- **JOB**
Copy out the lines that include the word "Activities".

- **DATA**
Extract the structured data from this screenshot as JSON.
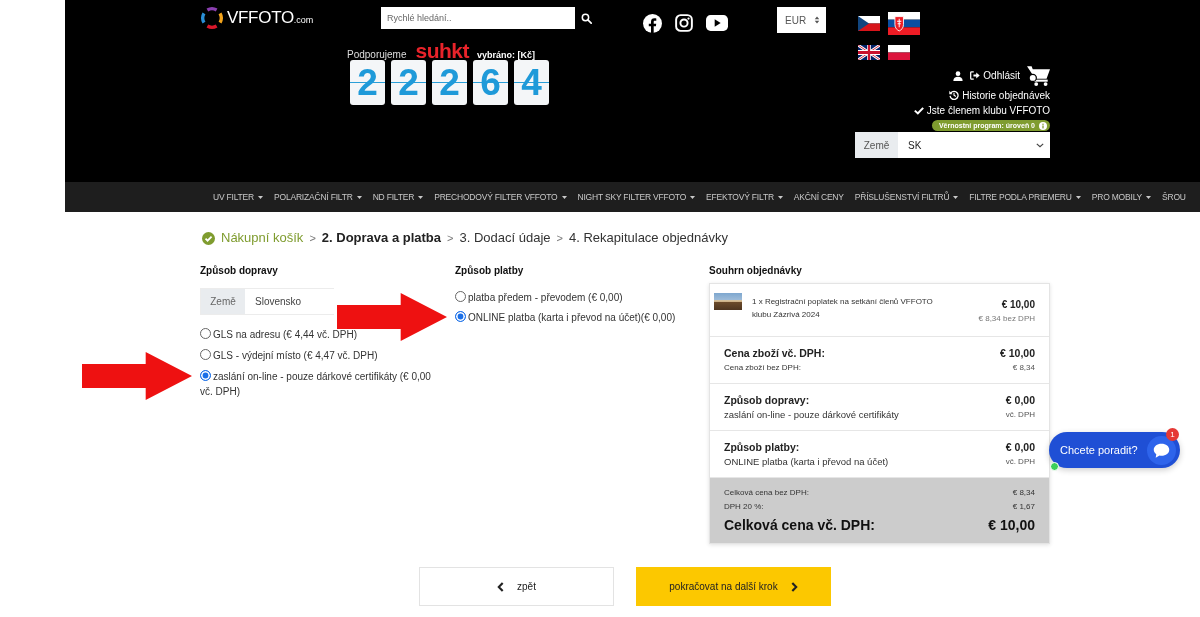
{
  "header": {
    "logo": {
      "name": "VFFOTO",
      "suffix": ".com"
    },
    "search": {
      "placeholder": "Rychlé hledání.."
    },
    "fundraiser": {
      "intro": "Podporujeme",
      "partner": "suhkt",
      "label": "vybráno: [Kč]",
      "digits": [
        "2",
        "2",
        "2",
        "6",
        "4"
      ]
    },
    "social": [
      {
        "kind": "facebook"
      },
      {
        "kind": "instagram"
      },
      {
        "kind": "youtube"
      }
    ],
    "currency": {
      "value": "EUR"
    },
    "languages": [
      {
        "kind": "cz",
        "selected": false
      },
      {
        "kind": "sk",
        "selected": true
      },
      {
        "kind": "gb",
        "selected": false
      },
      {
        "kind": "pl",
        "selected": false
      }
    ],
    "account": {
      "logout": "Odhlásit",
      "history": "Historie objednávek",
      "membership": "Jste členem klubu VFFOTO",
      "loyalty": "Věrnostní program: úroveň 0"
    },
    "country": {
      "label": "Země",
      "value": "SK"
    }
  },
  "nav": [
    {
      "label": "UV FILTER",
      "has_menu": true
    },
    {
      "label": "POLARIZAČNÍ FILTR",
      "has_menu": true
    },
    {
      "label": "ND FILTER",
      "has_menu": true
    },
    {
      "label": "PRECHODOVÝ FILTER VFFOTO",
      "has_menu": true
    },
    {
      "label": "NIGHT SKY FILTER VFFOTO",
      "has_menu": true
    },
    {
      "label": "EFEKTOVÝ FILTR",
      "has_menu": true
    },
    {
      "label": "AKČNÍ CENY",
      "has_menu": false
    },
    {
      "label": "PŘÍSLUŠENSTVÍ FILTRŮ",
      "has_menu": true
    },
    {
      "label": "FILTRE PODLA PRIEMERU",
      "has_menu": true
    },
    {
      "label": "PRO MOBILY",
      "has_menu": true
    },
    {
      "label": "ŠROU",
      "has_menu": false
    }
  ],
  "steps": [
    {
      "label": "Nákupní košík",
      "done": true,
      "selected": false
    },
    {
      "label": "2. Doprava a platba",
      "done": false,
      "selected": true
    },
    {
      "label": "3. Dodací údaje",
      "done": false,
      "selected": false
    },
    {
      "label": "4. Rekapitulace objednávky",
      "done": false,
      "selected": false
    }
  ],
  "step_separators": [
    ">",
    ">",
    ">"
  ],
  "shipping": {
    "title": "Způsob dopravy",
    "country": {
      "label": "Země",
      "value": "Slovensko"
    },
    "options": [
      {
        "label": "GLS na adresu (€ 4,44 vč. DPH)",
        "selected": false,
        "pointed_at": false
      },
      {
        "label": "GLS - výdejní místo (€ 4,47 vč. DPH)",
        "selected": false,
        "pointed_at": false
      },
      {
        "label": "zaslání on-line - pouze dárkové certifikáty (€ 0,00 vč. DPH)",
        "selected": true,
        "pointed_at": true
      }
    ]
  },
  "payment": {
    "title": "Způsob platby",
    "options": [
      {
        "label": "platba předem - převodem (€ 0,00)",
        "selected": false,
        "pointed_at": false
      },
      {
        "label": "ONLINE platba (karta i převod na účet)(€ 0,00)",
        "selected": true,
        "pointed_at": true
      }
    ]
  },
  "summary": {
    "title": "Souhrn objednávky",
    "items": [
      {
        "name": "1 x Registrační poplatek na setkání členů VFFOTO klubu Zázrivá 2024",
        "price": "€ 10,00",
        "price_net": "€ 8,34 bez DPH"
      }
    ],
    "lines": [
      {
        "kind": "price",
        "label": "Cena zboží vč. DPH:",
        "value": "€ 10,00",
        "sub_label": "Cena zboží bez DPH:",
        "sub_value": "€ 8,34"
      },
      {
        "kind": "method",
        "label": "Způsob dopravy:",
        "value": "€ 0,00",
        "sub_label": "zaslání on-line - pouze dárkové certifikáty",
        "sub_value": "vč. DPH"
      },
      {
        "kind": "method",
        "label": "Způsob platby:",
        "value": "€ 0,00",
        "sub_label": "ONLINE platba (karta i převod na účet)",
        "sub_value": "vč. DPH"
      }
    ],
    "totals": [
      {
        "kind": "minor",
        "label": "Celková cena bez DPH:",
        "value": "€ 8,34"
      },
      {
        "kind": "minor",
        "label": "DPH 20 %:",
        "value": "€ 1,67"
      },
      {
        "kind": "grand",
        "label": "Celková cena vč. DPH:",
        "value": "€ 10,00"
      }
    ]
  },
  "actions": {
    "back": "zpět",
    "next": "pokračovat na další krok"
  },
  "chat": {
    "label": "Chcete poradit?",
    "badge": "1",
    "online": true
  }
}
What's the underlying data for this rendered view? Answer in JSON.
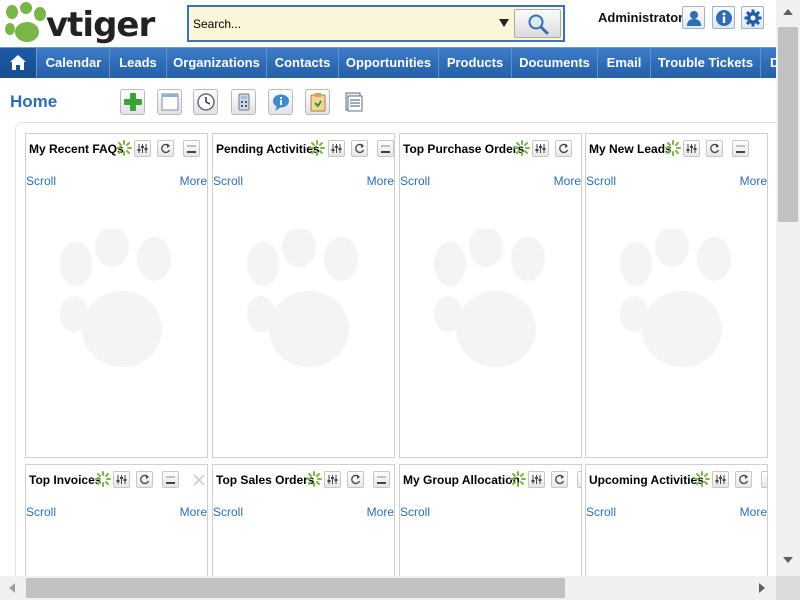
{
  "app": {
    "logo_text": "vtiger",
    "brand_green": "#7ab547",
    "accent_blue": "#2a6fb5"
  },
  "search": {
    "placeholder": "Search...",
    "value": ""
  },
  "header": {
    "user_label": "Administrator",
    "icons": [
      "user-profile-icon",
      "info-icon",
      "settings-gear-icon"
    ]
  },
  "nav": {
    "home_icon": "home-icon",
    "items": [
      {
        "label": "Calendar"
      },
      {
        "label": "Leads"
      },
      {
        "label": "Organizations"
      },
      {
        "label": "Contacts"
      },
      {
        "label": "Opportunities"
      },
      {
        "label": "Products"
      },
      {
        "label": "Documents"
      },
      {
        "label": "Email"
      },
      {
        "label": "Trouble Tickets"
      },
      {
        "label": "D"
      }
    ]
  },
  "page": {
    "title": "Home",
    "toolbar_icons": [
      "add-widget-icon",
      "layout-icon",
      "clock-icon",
      "calculator-icon",
      "chat-icon",
      "clipboard-icon",
      "notes-icon"
    ]
  },
  "widgets": [
    {
      "title": "My Recent FAQs",
      "scroll": "Scroll",
      "more": "More"
    },
    {
      "title": "Pending Activities",
      "scroll": "Scroll",
      "more": "More"
    },
    {
      "title": "Top Purchase Orders",
      "scroll": "Scroll",
      "more": "More"
    },
    {
      "title": "My New Leads",
      "scroll": "Scroll",
      "more": "More"
    },
    {
      "title": "Top Invoices",
      "scroll": "Scroll",
      "more": "More"
    },
    {
      "title": "Top Sales Orders",
      "scroll": "Scroll",
      "more": "More"
    },
    {
      "title": "My Group Allocation",
      "scroll": "Scroll",
      "more": ""
    },
    {
      "title": "Upcoming Activities",
      "scroll": "Scroll",
      "more": "More"
    }
  ]
}
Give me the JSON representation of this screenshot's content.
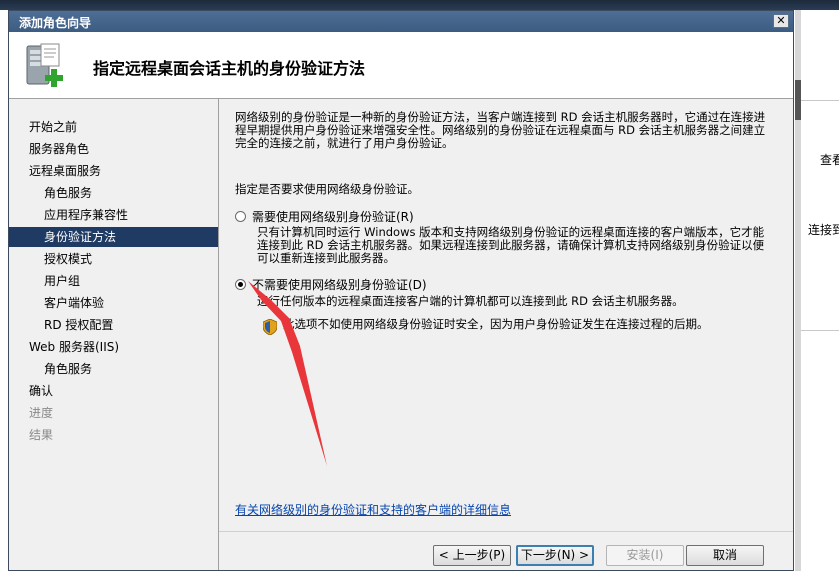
{
  "background": {
    "right_text_1": "查看",
    "right_text_2": "连接到"
  },
  "dialog": {
    "title": "添加角色向导",
    "close_label": "✕",
    "header_title": "指定远程桌面会话主机的身份验证方法"
  },
  "nav": {
    "items": [
      {
        "label": "开始之前",
        "level": 1,
        "state": "normal"
      },
      {
        "label": "服务器角色",
        "level": 1,
        "state": "normal"
      },
      {
        "label": "远程桌面服务",
        "level": 1,
        "state": "normal"
      },
      {
        "label": "角色服务",
        "level": 2,
        "state": "normal"
      },
      {
        "label": "应用程序兼容性",
        "level": 2,
        "state": "normal"
      },
      {
        "label": "身份验证方法",
        "level": 2,
        "state": "selected"
      },
      {
        "label": "授权模式",
        "level": 2,
        "state": "normal"
      },
      {
        "label": "用户组",
        "level": 2,
        "state": "normal"
      },
      {
        "label": "客户端体验",
        "level": 2,
        "state": "normal"
      },
      {
        "label": "RD 授权配置",
        "level": 2,
        "state": "normal"
      },
      {
        "label": "Web 服务器(IIS)",
        "level": 1,
        "state": "normal"
      },
      {
        "label": "角色服务",
        "level": 2,
        "state": "normal"
      },
      {
        "label": "确认",
        "level": 1,
        "state": "normal"
      },
      {
        "label": "进度",
        "level": 1,
        "state": "disabled"
      },
      {
        "label": "结果",
        "level": 1,
        "state": "disabled"
      }
    ]
  },
  "content": {
    "intro": "网络级别的身份验证是一种新的身份验证方法，当客户端连接到 RD 会话主机服务器时，它通过在连接进程早期提供用户身份验证来增强安全性。网络级别的身份验证在远程桌面与 RD 会话主机服务器之间建立完全的连接之前，就进行了用户身份验证。",
    "question": "指定是否要求使用网络级身份验证。",
    "option1_label": "需要使用网络级别身份验证(R)",
    "option1_desc": "只有计算机同时运行 Windows 版本和支持网络级别身份验证的远程桌面连接的客户端版本，它才能连接到此 RD 会话主机服务器。如果远程连接到此服务器，请确保计算机支持网络级别身份验证以便可以重新连接到此服务器。",
    "option2_label": "不需要使用网络级别身份验证(D)",
    "option2_desc": "运行任何版本的远程桌面连接客户端的计算机都可以连接到此 RD 会话主机服务器。",
    "warning": "此选项不如使用网络级身份验证时安全，因为用户身份验证发生在连接过程的后期。",
    "selected_option": 2,
    "more_info_link": "有关网络级别的身份验证和支持的客户端的详细信息"
  },
  "buttons": {
    "prev": "< 上一步(P)",
    "next": "下一步(N) >",
    "install": "安装(I)",
    "cancel": "取消"
  },
  "colors": {
    "nav_selected": "#1f3b63",
    "title_bar": "#4d6e95",
    "link": "#0645ad",
    "annotation_arrow": "#e8363a"
  }
}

- **THE RESPONSE**
      "title": "Pending Activities",
      "title": "Upcoming Activities",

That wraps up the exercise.